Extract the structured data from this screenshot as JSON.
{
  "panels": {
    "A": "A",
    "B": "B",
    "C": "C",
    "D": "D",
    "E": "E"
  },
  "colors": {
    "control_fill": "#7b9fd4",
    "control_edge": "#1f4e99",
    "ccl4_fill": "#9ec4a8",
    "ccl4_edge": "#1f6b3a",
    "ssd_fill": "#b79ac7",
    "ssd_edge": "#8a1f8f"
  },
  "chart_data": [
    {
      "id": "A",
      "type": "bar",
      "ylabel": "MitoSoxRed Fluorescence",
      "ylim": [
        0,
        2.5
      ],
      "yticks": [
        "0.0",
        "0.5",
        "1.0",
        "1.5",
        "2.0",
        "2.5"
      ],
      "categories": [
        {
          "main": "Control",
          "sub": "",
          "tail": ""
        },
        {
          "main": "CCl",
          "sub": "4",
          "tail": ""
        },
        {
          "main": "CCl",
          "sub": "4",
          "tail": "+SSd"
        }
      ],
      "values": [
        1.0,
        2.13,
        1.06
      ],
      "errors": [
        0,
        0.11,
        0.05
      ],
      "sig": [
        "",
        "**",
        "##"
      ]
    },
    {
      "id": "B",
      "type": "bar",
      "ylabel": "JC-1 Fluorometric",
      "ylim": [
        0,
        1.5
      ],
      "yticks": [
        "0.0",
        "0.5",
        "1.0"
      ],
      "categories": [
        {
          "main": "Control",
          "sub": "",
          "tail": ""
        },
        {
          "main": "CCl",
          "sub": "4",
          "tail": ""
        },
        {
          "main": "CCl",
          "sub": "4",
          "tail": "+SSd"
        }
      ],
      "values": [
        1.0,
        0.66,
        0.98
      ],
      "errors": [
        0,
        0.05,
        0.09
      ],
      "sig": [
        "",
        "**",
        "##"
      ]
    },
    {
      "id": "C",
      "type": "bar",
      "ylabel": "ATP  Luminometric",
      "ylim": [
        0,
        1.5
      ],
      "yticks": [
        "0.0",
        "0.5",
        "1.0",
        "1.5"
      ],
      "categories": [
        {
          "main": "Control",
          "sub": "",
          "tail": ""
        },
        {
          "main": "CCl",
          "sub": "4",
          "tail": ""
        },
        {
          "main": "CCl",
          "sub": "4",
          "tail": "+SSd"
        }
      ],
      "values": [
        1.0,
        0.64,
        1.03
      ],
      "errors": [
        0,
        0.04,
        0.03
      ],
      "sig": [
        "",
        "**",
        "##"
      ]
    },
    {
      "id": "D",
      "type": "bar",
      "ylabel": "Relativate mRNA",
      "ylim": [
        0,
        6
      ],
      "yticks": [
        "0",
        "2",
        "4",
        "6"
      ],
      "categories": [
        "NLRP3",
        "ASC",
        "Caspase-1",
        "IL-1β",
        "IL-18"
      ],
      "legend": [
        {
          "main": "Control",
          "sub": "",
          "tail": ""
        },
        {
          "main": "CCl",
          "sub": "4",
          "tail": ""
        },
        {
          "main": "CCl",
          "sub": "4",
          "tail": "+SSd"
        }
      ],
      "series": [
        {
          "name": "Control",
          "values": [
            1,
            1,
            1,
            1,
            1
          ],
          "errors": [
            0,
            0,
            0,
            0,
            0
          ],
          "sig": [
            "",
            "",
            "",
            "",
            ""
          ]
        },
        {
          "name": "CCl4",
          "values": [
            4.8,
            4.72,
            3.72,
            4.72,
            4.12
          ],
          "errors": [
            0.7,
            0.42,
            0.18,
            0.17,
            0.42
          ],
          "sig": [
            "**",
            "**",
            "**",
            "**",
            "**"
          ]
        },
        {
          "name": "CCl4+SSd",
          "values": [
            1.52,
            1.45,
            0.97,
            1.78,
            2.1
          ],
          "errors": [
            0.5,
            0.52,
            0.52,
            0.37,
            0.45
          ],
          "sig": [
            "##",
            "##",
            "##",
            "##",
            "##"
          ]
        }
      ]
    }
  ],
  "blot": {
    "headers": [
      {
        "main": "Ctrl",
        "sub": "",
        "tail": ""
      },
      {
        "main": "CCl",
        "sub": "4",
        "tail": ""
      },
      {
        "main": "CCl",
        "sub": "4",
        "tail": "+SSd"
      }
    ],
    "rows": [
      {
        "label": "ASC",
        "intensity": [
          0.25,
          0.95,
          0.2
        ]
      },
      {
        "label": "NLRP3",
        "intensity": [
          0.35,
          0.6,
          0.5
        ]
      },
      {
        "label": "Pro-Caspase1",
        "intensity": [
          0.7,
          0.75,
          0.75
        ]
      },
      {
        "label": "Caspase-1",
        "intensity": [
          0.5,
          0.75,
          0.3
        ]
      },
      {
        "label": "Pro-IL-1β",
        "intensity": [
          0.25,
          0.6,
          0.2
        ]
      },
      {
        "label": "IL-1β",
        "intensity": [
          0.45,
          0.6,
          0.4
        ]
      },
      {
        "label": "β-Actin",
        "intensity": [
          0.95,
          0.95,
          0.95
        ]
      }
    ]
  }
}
##########
Take the entries above and set them all down again exactly as they read.

### Task answer
Extract the structured data from this screenshot as JSON.
{
  "panels": {
    "A": "A",
    "B": "B",
    "C": "C",
    "D": "D",
    "E": "E"
  },
  "colors": {
    "control_fill": "#7b9fd4",
    "control_edge": "#1f4e99",
    "ccl4_fill": "#9ec4a8",
    "ccl4_edge": "#1f6b3a",
    "ssd_fill": "#b79ac7",
    "ssd_edge": "#8a1f8f"
  },
  "chart_data": [
    {
      "id": "A",
      "type": "bar",
      "ylabel": "MitoSoxRed Fluorescence",
      "ylim": [
        0,
        2.5
      ],
      "yticks": [
        "0.0",
        "0.5",
        "1.0",
        "1.5",
        "2.0",
        "2.5"
      ],
      "categories": [
        {
          "main": "Control",
          "sub": "",
          "tail": ""
        },
        {
          "main": "CCl",
          "sub": "4",
          "tail": ""
        },
        {
          "main": "CCl",
          "sub": "4",
          "tail": "+SSd"
        }
      ],
      "values": [
        1.0,
        2.13,
        1.06
      ],
      "errors": [
        0,
        0.11,
        0.05
      ],
      "sig": [
        "",
        "**",
        "##"
      ]
    },
    {
      "id": "B",
      "type": "bar",
      "ylabel": "JC-1 Fluorometric",
      "ylim": [
        0,
        1.5
      ],
      "yticks": [
        "0.0",
        "0.5",
        "1.0"
      ],
      "categories": [
        {
          "main": "Control",
          "sub": "",
          "tail": ""
        },
        {
          "main": "CCl",
          "sub": "4",
          "tail": ""
        },
        {
          "main": "CCl",
          "sub": "4",
          "tail": "+SSd"
        }
      ],
      "values": [
        1.0,
        0.66,
        0.98
      ],
      "errors": [
        0,
        0.05,
        0.09
      ],
      "sig": [
        "",
        "**",
        "##"
      ]
    },
    {
      "id": "C",
      "type": "bar",
      "ylabel": "ATP  Luminometric",
      "ylim": [
        0,
        1.5
      ],
      "yticks": [
        "0.0",
        "0.5",
        "1.0",
        "1.5"
      ],
      "categories": [
        {
          "main": "Control",
          "sub": "",
          "tail": ""
        },
        {
          "main": "CCl",
          "sub": "4",
          "tail": ""
        },
        {
          "main": "CCl",
          "sub": "4",
          "tail": "+SSd"
        }
      ],
      "values": [
        1.0,
        0.64,
        1.03
      ],
      "errors": [
        0,
        0.04,
        0.03
      ],
      "sig": [
        "",
        "**",
        "##"
      ]
    },
    {
      "id": "D",
      "type": "bar",
      "ylabel": "Relativate mRNA",
      "ylim": [
        0,
        6
      ],
      "yticks": [
        "0",
        "2",
        "4",
        "6"
      ],
      "categories": [
        "NLRP3",
        "ASC",
        "Caspase-1",
        "IL-1β",
        "IL-18"
      ],
      "legend": [
        {
          "main": "Control",
          "sub": "",
          "tail": ""
        },
        {
          "main": "CCl",
          "sub": "4",
          "tail": ""
        },
        {
          "main": "CCl",
          "sub": "4",
          "tail": "+SSd"
        }
      ],
      "series": [
        {
          "name": "Control",
          "values": [
            1,
            1,
            1,
            1,
            1
          ],
          "errors": [
            0,
            0,
            0,
            0,
            0
          ],
          "sig": [
            "",
            "",
            "",
            "",
            ""
          ]
        },
        {
          "name": "CCl4",
          "values": [
            4.8,
            4.72,
            3.72,
            4.72,
            4.12
          ],
          "errors": [
            0.7,
            0.42,
            0.18,
            0.17,
            0.42
          ],
          "sig": [
            "**",
            "**",
            "**",
            "**",
            "**"
          ]
        },
        {
          "name": "CCl4+SSd",
          "values": [
            1.52,
            1.45,
            0.97,
            1.78,
            2.1
          ],
          "errors": [
            0.5,
            0.52,
            0.52,
            0.37,
            0.45
          ],
          "sig": [
            "##",
            "##",
            "##",
            "##",
            "##"
          ]
        }
      ]
    }
  ],
  "blot": {
    "headers": [
      {
        "main": "Ctrl",
        "sub": "",
        "tail": ""
      },
      {
        "main": "CCl",
        "sub": "4",
        "tail": ""
      },
      {
        "main": "CCl",
        "sub": "4",
        "tail": "+SSd"
      }
    ],
    "rows": [
      {
        "label": "ASC",
        "intensity": [
          0.25,
          0.95,
          0.2
        ]
      },
      {
        "label": "NLRP3",
        "intensity": [
          0.35,
          0.6,
          0.5
        ]
      },
      {
        "label": "Pro-Caspase1",
        "intensity": [
          0.7,
          0.75,
          0.75
        ]
      },
      {
        "label": "Caspase-1",
        "intensity": [
          0.5,
          0.75,
          0.3
        ]
      },
      {
        "label": "Pro-IL-1β",
        "intensity": [
          0.25,
          0.6,
          0.2
        ]
      },
      {
        "label": "IL-1β",
        "intensity": [
          0.45,
          0.6,
          0.4
        ]
      },
      {
        "label": "β-Actin",
        "intensity": [
          0.95,
          0.95,
          0.95
        ]
      }
    ]
  }
}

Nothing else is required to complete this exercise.